> [Prompt]:
Reproduce the records verbatim, from the first line through the line containing "preset-button[interactable]: 预设>>> —", both ends included.
* * * * * * *
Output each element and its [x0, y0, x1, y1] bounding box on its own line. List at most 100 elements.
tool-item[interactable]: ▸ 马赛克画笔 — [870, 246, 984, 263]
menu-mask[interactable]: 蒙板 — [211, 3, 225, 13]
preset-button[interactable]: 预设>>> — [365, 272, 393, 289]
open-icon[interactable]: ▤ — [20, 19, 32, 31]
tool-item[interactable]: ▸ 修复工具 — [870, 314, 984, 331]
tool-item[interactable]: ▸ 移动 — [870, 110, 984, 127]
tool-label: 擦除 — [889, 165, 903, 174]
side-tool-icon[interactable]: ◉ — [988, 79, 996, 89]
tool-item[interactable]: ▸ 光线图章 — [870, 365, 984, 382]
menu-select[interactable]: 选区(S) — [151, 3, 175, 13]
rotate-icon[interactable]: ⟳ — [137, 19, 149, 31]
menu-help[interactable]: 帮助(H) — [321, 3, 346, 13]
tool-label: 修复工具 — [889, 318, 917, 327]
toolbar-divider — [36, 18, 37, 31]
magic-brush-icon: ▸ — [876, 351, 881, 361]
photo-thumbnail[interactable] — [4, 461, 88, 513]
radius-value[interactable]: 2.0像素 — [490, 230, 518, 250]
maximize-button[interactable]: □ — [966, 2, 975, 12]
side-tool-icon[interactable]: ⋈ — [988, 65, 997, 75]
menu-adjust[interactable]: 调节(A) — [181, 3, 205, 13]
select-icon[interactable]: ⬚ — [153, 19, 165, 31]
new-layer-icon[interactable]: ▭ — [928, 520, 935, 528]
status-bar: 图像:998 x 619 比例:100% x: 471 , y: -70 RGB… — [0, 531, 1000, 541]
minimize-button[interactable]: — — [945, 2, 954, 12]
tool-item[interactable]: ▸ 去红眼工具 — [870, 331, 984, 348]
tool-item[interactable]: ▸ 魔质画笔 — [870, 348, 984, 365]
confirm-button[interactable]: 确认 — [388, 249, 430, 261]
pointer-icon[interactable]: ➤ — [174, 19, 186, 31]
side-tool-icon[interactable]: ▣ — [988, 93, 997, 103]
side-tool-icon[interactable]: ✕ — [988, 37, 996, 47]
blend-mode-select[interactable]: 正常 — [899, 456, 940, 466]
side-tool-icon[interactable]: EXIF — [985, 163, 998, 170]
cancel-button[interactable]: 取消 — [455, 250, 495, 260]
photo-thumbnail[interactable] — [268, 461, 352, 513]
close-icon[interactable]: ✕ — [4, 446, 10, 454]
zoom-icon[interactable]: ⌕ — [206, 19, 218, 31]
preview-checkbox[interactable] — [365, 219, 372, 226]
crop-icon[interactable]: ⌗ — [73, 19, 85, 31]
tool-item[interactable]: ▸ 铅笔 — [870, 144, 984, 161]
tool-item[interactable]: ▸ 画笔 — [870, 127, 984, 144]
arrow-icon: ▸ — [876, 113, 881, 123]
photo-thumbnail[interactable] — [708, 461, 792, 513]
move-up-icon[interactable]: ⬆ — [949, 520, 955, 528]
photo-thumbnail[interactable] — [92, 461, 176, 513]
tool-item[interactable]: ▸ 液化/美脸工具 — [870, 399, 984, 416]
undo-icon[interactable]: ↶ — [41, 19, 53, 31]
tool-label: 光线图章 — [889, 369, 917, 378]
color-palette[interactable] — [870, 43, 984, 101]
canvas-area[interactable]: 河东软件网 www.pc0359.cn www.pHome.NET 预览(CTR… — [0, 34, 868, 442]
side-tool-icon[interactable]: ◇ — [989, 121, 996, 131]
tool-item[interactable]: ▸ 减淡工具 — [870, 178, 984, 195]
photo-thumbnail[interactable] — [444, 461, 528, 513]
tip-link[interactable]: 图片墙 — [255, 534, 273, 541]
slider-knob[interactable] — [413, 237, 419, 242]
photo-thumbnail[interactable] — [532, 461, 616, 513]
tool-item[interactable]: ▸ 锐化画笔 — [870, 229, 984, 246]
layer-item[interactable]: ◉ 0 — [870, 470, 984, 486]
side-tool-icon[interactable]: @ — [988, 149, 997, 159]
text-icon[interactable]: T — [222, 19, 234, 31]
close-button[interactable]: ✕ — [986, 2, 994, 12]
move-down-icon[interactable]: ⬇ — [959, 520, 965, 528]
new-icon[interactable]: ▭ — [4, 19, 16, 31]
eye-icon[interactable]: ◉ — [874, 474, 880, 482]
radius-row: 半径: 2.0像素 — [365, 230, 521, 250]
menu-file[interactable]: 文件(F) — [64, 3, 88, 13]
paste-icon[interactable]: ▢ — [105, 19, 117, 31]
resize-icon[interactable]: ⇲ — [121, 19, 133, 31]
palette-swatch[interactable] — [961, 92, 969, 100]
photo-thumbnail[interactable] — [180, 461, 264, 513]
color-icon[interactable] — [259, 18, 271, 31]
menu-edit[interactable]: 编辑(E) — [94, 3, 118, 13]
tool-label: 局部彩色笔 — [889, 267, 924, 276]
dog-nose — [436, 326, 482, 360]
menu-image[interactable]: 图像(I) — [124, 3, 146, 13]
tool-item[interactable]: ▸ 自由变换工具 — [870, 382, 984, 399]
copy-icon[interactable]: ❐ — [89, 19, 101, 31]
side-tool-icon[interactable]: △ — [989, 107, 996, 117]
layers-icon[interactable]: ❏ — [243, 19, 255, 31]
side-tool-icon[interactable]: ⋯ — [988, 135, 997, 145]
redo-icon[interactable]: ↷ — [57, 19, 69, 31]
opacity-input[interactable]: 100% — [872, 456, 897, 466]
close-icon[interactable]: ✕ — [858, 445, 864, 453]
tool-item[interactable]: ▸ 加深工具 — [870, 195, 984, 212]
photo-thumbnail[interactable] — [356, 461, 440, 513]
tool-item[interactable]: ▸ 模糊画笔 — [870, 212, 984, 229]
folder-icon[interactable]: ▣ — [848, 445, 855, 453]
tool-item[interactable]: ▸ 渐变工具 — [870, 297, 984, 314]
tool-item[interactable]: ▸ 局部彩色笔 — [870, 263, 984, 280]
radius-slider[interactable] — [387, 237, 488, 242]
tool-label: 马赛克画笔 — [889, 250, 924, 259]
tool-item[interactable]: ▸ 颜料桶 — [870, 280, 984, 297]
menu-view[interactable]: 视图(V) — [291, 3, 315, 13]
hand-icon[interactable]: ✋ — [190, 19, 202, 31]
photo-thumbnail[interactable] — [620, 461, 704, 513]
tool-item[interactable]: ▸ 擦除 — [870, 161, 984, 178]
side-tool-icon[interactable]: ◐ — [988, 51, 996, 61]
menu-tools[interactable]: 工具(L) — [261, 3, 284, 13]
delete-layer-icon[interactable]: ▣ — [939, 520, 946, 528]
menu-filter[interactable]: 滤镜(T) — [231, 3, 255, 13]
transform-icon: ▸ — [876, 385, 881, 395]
* * * * * * *
> [Response]:
Output each element and its [x0, y0, x1, y1] bounding box on its own line. List at most 100 elements.
tool-item[interactable]: ▸ 马赛克画笔 — [870, 246, 984, 263]
menu-mask[interactable]: 蒙板 — [211, 3, 225, 13]
preset-button[interactable]: 预设>>> — [365, 272, 393, 289]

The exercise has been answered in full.